What is required = Set the listing down unchanged, minus every embedded image.

* * * *

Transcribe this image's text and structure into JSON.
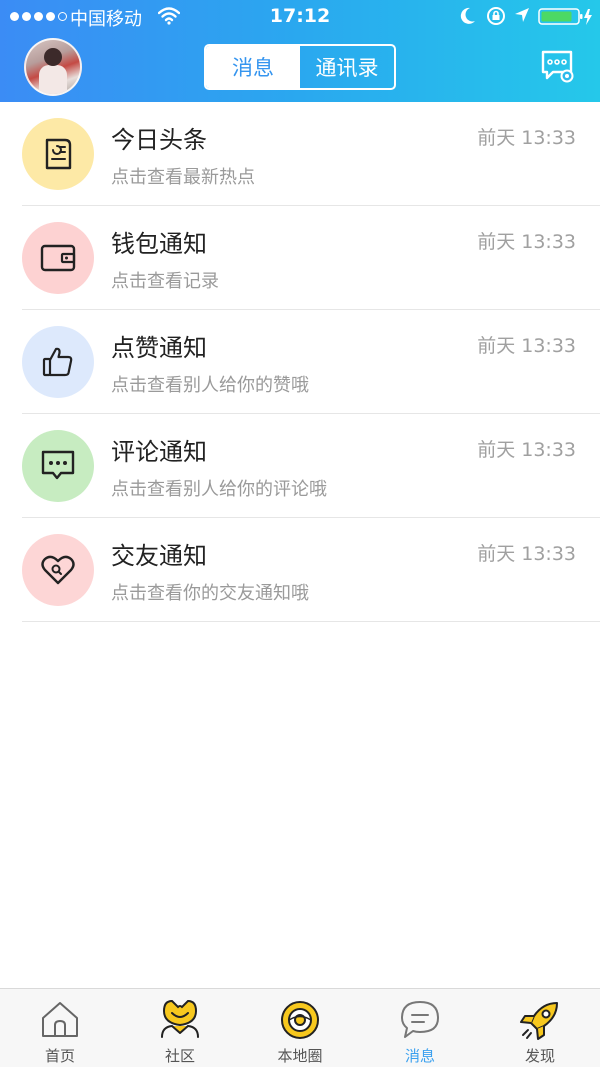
{
  "status_bar": {
    "carrier": "中国移动",
    "time": "17:12"
  },
  "header": {
    "tabs": [
      {
        "label": "消息",
        "active": true
      },
      {
        "label": "通讯录",
        "active": false
      }
    ]
  },
  "messages": [
    {
      "title": "今日头条",
      "subtitle": "点击查看最新热点",
      "time": "前天 13:33",
      "icon": "news-icon",
      "icon_bg": "#fde9a6"
    },
    {
      "title": "钱包通知",
      "subtitle": "点击查看记录",
      "time": "前天 13:33",
      "icon": "wallet-icon",
      "icon_bg": "#fdd2d2"
    },
    {
      "title": "点赞通知",
      "subtitle": "点击查看别人给你的赞哦",
      "time": "前天 13:33",
      "icon": "thumbs-up-icon",
      "icon_bg": "#dde9fc"
    },
    {
      "title": "评论通知",
      "subtitle": "点击查看别人给你的评论哦",
      "time": "前天 13:33",
      "icon": "comment-icon",
      "icon_bg": "#c7ecc1"
    },
    {
      "title": "交友通知",
      "subtitle": "点击查看你的交友通知哦",
      "time": "前天 13:33",
      "icon": "heart-icon",
      "icon_bg": "#fdd6d6"
    }
  ],
  "tabbar": {
    "items": [
      {
        "label": "首页",
        "icon": "home-icon",
        "active": false
      },
      {
        "label": "社区",
        "icon": "community-icon",
        "active": false
      },
      {
        "label": "本地圈",
        "icon": "local-circle-icon",
        "active": false
      },
      {
        "label": "消息",
        "icon": "message-icon",
        "active": true
      },
      {
        "label": "发现",
        "icon": "rocket-icon",
        "active": false
      }
    ]
  },
  "colors": {
    "header_gradient_start": "#3b8cf5",
    "header_gradient_end": "#25c8ea",
    "accent": "#3595ef",
    "tab_active": "#3aa0ef"
  }
}
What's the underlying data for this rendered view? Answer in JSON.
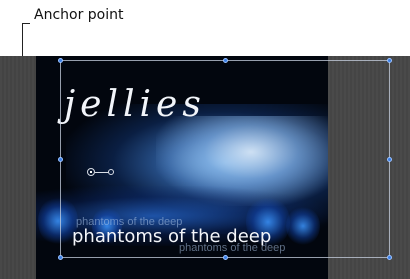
{
  "callout": {
    "label": "Anchor point"
  },
  "video": {
    "title": "jellies",
    "subtitle": "phantoms of the deep",
    "subtitle_echo_top": "phantoms of the deep",
    "subtitle_echo_bottom": "phantoms of the deep"
  },
  "canvas": {
    "background_color": "#444444",
    "selection_color": "#c8d2e1",
    "handle_color": "#3a7fe6"
  }
}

* * * *

Solution to this exercise =
Transcribe this image's text and structure into JSON.
{
  "status_bar": {
    "carrier": "中国移动",
    "time": "17:12"
  },
  "header": {
    "tabs": [
      {
        "label": "消息",
        "active": true
      },
      {
        "label": "通讯录",
        "active": false
      }
    ]
  },
  "messages": [
    {
      "title": "今日头条",
      "subtitle": "点击查看最新热点",
      "time": "前天 13:33",
      "icon": "news-icon",
      "icon_bg": "#fde9a6"
    },
    {
      "title": "钱包通知",
      "subtitle": "点击查看记录",
      "time": "前天 13:33",
      "icon": "wallet-icon",
      "icon_bg": "#fdd2d2"
    },
    {
      "title": "点赞通知",
      "subtitle": "点击查看别人给你的赞哦",
      "time": "前天 13:33",
      "icon": "thumbs-up-icon",
      "icon_bg": "#dde9fc"
    },
    {
      "title": "评论通知",
      "subtitle": "点击查看别人给你的评论哦",
      "time": "前天 13:33",
      "icon": "comment-icon",
      "icon_bg": "#c7ecc1"
    },
    {
      "title": "交友通知",
      "subtitle": "点击查看你的交友通知哦",
      "time": "前天 13:33",
      "icon": "heart-icon",
      "icon_bg": "#fdd6d6"
    }
  ],
  "tabbar": {
    "items": [
      {
        "label": "首页",
        "icon": "home-icon",
        "active": false
      },
      {
        "label": "社区",
        "icon": "community-icon",
        "active": false
      },
      {
        "label": "本地圈",
        "icon": "local-circle-icon",
        "active": false
      },
      {
        "label": "消息",
        "icon": "message-icon",
        "active": true
      },
      {
        "label": "发现",
        "icon": "rocket-icon",
        "active": false
      }
    ]
  },
  "colors": {
    "header_gradient_start": "#3b8cf5",
    "header_gradient_end": "#25c8ea",
    "accent": "#3595ef",
    "tab_active": "#3aa0ef"
  }
}
What's the underlying data for this rendered view? Answer in JSON.
{
  "callout": {
    "label": "Anchor point"
  },
  "video": {
    "title": "jellies",
    "subtitle": "phantoms of the deep",
    "subtitle_echo_top": "phantoms of the deep",
    "subtitle_echo_bottom": "phantoms of the deep"
  },
  "canvas": {
    "background_color": "#444444",
    "selection_color": "#c8d2e1",
    "handle_color": "#3a7fe6"
  }
}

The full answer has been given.